:: PROMPT ::
Check the listing below line by line and report how many lines hold "khối", with no other words.

:: INFORMATION SUPPLIED ::

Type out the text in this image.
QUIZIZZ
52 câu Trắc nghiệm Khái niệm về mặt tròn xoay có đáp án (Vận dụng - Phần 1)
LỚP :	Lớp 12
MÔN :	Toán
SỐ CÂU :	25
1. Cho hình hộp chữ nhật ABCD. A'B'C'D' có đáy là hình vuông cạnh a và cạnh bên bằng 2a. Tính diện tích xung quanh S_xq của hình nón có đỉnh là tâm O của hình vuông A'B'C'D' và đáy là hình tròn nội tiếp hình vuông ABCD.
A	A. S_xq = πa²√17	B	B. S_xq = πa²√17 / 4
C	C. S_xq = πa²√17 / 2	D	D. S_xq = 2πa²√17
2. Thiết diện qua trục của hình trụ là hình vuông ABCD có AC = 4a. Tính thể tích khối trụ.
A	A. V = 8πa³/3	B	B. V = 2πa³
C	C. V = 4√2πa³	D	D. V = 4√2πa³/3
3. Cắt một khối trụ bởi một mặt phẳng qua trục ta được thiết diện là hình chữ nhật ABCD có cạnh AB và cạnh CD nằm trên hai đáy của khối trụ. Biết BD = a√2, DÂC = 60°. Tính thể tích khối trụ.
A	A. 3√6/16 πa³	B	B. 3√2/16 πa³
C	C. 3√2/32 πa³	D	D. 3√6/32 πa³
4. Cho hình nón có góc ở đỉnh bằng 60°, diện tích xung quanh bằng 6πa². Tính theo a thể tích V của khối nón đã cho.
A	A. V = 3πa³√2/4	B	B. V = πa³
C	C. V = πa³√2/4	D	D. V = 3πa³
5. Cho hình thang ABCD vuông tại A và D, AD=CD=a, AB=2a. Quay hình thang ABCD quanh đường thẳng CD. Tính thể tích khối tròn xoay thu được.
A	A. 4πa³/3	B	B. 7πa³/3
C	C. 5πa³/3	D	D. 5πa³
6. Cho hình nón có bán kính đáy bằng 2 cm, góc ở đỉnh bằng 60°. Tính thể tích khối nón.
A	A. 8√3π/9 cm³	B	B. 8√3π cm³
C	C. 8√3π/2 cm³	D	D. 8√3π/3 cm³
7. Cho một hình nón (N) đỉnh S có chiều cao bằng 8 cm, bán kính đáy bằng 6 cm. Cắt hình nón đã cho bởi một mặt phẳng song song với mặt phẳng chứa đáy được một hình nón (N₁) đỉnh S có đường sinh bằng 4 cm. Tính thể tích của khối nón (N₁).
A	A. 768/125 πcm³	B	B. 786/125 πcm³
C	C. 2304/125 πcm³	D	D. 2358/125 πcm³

---

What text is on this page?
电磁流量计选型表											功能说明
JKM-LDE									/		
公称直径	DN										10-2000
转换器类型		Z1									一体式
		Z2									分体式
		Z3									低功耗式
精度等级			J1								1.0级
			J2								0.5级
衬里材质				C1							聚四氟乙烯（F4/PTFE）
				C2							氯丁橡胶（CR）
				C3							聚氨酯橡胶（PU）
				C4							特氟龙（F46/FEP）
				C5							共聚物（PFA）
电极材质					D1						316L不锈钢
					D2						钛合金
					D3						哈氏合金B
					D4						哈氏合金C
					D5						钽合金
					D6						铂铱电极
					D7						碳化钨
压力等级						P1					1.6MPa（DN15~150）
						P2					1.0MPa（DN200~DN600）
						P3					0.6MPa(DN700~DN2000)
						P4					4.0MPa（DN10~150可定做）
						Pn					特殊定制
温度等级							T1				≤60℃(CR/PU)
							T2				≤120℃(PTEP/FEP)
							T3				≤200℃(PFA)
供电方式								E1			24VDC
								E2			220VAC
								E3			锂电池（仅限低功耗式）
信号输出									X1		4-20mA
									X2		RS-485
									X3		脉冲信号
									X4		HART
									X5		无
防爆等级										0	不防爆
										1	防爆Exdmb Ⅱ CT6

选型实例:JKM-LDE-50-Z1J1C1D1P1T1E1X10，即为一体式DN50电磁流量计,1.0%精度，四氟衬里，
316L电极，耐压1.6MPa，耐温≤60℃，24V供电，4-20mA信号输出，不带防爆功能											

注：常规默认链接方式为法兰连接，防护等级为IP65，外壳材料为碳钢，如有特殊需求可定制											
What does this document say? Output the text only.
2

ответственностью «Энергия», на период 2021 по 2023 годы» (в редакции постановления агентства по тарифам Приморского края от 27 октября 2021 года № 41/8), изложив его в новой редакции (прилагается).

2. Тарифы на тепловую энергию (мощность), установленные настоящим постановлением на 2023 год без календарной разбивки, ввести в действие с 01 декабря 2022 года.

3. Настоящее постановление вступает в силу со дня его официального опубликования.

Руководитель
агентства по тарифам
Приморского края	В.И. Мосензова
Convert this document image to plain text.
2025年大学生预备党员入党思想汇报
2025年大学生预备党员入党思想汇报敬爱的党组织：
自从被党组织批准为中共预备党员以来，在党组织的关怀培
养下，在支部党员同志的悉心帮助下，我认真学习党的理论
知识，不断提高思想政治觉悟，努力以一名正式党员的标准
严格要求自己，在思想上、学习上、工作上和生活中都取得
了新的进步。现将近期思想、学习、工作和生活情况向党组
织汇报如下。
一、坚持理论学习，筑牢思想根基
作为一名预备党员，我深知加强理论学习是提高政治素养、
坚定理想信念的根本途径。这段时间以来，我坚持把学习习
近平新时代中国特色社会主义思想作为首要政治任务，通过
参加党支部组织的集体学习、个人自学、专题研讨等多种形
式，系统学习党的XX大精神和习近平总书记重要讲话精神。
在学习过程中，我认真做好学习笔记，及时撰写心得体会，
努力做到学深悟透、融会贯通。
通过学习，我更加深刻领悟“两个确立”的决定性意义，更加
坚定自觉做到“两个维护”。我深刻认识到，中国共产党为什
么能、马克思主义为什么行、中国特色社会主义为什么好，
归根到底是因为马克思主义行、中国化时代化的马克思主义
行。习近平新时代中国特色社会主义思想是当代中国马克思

:: RESPONSE TO THE EXERCISE ::
6